From the material below, list every line containing "高敏感素材跨项目访问比例".
[START OF Data supplied]
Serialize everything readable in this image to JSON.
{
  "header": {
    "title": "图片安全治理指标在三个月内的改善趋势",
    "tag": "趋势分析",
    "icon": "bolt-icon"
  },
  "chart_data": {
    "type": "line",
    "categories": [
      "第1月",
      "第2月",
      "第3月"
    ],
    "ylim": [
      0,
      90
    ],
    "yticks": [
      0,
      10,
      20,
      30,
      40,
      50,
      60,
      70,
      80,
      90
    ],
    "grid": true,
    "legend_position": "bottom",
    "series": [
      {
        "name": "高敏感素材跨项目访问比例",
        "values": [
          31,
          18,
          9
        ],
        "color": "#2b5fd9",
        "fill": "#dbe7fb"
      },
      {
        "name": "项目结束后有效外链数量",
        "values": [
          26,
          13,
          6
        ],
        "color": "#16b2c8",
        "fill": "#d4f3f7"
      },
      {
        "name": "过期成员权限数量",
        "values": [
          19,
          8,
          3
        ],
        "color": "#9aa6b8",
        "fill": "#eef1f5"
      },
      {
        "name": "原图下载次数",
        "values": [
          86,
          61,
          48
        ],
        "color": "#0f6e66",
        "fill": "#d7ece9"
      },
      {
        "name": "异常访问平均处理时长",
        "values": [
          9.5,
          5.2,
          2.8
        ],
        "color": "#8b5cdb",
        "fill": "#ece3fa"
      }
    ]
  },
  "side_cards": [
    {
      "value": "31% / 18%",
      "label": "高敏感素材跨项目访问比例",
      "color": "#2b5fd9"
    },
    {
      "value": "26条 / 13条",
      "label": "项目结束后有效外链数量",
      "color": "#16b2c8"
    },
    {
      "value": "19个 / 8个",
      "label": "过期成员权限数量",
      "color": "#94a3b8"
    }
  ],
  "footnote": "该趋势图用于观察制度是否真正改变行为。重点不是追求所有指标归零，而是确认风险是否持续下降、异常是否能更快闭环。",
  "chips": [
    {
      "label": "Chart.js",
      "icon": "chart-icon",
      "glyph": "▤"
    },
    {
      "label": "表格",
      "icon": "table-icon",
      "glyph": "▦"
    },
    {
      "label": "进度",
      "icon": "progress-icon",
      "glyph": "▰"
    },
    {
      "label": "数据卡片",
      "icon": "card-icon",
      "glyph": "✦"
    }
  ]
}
[END OF Data supplied]
[START OF Data supplied]
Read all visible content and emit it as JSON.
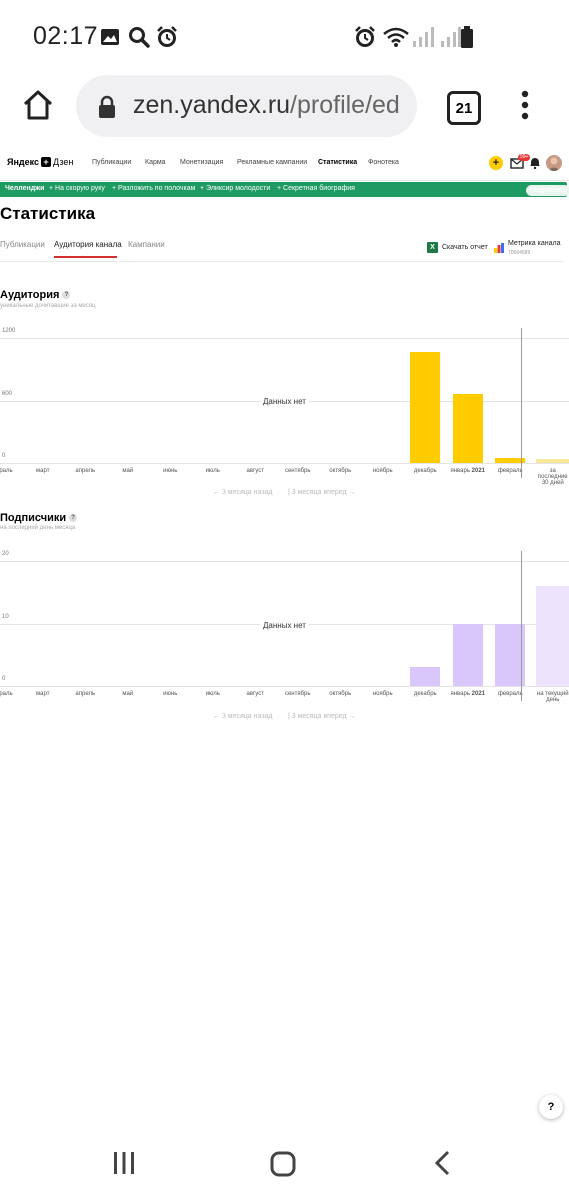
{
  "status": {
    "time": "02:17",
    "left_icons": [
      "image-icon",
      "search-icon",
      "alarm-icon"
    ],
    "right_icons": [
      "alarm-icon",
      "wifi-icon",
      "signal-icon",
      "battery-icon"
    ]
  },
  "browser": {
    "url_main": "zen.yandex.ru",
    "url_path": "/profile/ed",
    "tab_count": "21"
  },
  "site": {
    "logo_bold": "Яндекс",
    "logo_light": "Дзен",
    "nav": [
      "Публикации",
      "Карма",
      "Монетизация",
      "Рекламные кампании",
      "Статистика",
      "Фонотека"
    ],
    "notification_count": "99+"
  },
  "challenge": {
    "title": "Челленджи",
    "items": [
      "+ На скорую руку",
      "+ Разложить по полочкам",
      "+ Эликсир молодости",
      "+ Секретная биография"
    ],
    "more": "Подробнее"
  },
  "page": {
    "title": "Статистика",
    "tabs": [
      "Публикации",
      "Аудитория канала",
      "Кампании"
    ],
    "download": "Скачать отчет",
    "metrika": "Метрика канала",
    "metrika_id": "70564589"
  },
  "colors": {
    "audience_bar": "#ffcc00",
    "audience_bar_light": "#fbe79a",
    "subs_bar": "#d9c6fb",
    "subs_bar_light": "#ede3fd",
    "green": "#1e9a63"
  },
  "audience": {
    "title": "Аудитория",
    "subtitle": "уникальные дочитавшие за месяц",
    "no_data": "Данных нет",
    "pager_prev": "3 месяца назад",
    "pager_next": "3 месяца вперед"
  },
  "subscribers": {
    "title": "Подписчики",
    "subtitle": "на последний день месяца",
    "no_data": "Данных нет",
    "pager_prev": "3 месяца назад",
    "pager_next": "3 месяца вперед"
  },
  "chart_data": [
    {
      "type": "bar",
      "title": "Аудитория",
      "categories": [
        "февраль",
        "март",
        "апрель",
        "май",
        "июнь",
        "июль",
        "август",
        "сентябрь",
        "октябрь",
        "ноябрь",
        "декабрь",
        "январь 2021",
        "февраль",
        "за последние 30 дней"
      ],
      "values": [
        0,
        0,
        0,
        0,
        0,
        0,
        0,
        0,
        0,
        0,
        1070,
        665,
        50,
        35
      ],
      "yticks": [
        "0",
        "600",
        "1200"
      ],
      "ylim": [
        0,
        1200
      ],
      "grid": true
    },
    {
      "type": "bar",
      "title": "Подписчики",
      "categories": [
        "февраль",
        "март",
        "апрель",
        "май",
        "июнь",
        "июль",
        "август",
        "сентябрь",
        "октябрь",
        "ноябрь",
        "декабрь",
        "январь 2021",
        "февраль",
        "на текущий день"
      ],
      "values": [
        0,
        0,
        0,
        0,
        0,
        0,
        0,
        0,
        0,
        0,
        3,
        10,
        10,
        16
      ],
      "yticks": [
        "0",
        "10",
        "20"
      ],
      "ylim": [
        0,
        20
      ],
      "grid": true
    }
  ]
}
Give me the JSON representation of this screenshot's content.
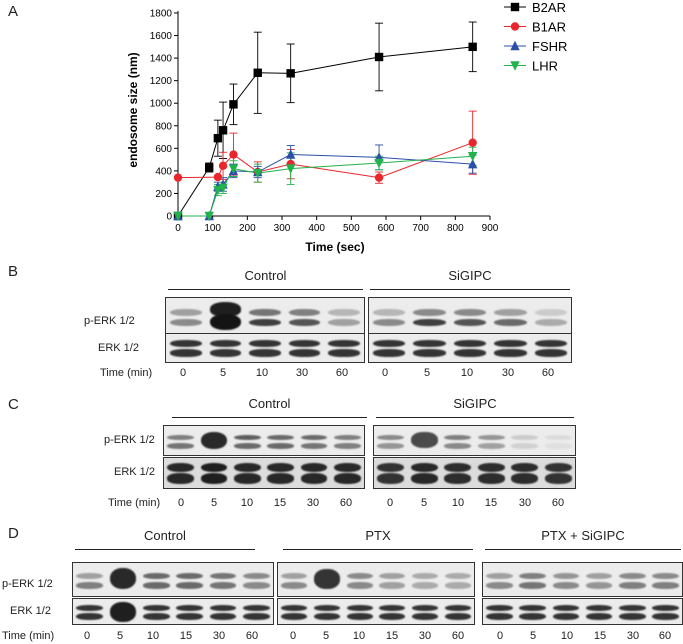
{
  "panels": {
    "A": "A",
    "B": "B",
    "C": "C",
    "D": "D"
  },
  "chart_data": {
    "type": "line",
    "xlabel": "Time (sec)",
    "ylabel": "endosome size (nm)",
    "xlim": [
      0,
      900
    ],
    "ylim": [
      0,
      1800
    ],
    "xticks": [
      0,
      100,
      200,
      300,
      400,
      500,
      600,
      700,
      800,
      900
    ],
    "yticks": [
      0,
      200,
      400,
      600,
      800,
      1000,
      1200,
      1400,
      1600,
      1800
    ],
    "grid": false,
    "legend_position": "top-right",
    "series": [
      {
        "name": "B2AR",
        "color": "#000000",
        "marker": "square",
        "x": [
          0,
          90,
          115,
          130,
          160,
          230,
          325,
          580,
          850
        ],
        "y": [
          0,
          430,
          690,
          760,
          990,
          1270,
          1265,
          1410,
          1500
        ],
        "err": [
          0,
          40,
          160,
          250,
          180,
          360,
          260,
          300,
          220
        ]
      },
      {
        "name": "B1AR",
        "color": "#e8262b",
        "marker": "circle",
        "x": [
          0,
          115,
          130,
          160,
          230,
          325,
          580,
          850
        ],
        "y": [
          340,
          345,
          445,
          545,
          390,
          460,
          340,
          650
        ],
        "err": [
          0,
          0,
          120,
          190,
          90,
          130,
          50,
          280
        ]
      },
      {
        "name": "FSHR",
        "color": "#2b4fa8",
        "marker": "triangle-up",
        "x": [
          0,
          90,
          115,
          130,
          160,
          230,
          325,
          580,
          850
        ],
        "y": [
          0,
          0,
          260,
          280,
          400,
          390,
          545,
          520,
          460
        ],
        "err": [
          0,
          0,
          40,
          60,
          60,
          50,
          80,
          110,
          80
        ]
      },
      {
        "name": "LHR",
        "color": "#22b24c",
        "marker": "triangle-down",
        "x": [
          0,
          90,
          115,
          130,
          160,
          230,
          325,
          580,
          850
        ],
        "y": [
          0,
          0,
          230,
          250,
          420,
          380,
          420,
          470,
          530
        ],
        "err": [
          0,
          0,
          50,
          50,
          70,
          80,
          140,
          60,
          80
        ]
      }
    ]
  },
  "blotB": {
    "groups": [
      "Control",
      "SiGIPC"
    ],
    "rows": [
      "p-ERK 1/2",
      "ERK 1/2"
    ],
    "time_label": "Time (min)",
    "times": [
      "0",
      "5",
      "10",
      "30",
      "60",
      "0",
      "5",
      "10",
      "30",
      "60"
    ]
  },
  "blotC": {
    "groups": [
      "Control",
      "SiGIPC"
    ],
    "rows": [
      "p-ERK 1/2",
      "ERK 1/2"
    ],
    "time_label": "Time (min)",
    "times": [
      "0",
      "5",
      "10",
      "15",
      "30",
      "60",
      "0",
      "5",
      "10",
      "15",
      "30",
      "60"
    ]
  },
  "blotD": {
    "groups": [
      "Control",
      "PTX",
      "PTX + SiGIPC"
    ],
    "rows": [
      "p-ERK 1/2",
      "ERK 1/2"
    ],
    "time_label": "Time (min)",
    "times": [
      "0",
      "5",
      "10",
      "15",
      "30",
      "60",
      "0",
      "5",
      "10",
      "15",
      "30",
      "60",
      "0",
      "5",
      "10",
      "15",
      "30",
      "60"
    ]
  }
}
[END OF Data supplied]
Task solution:
        "name": "高敏感素材跨项目访问比例",
      "label": "高敏感素材跨项目访问比例",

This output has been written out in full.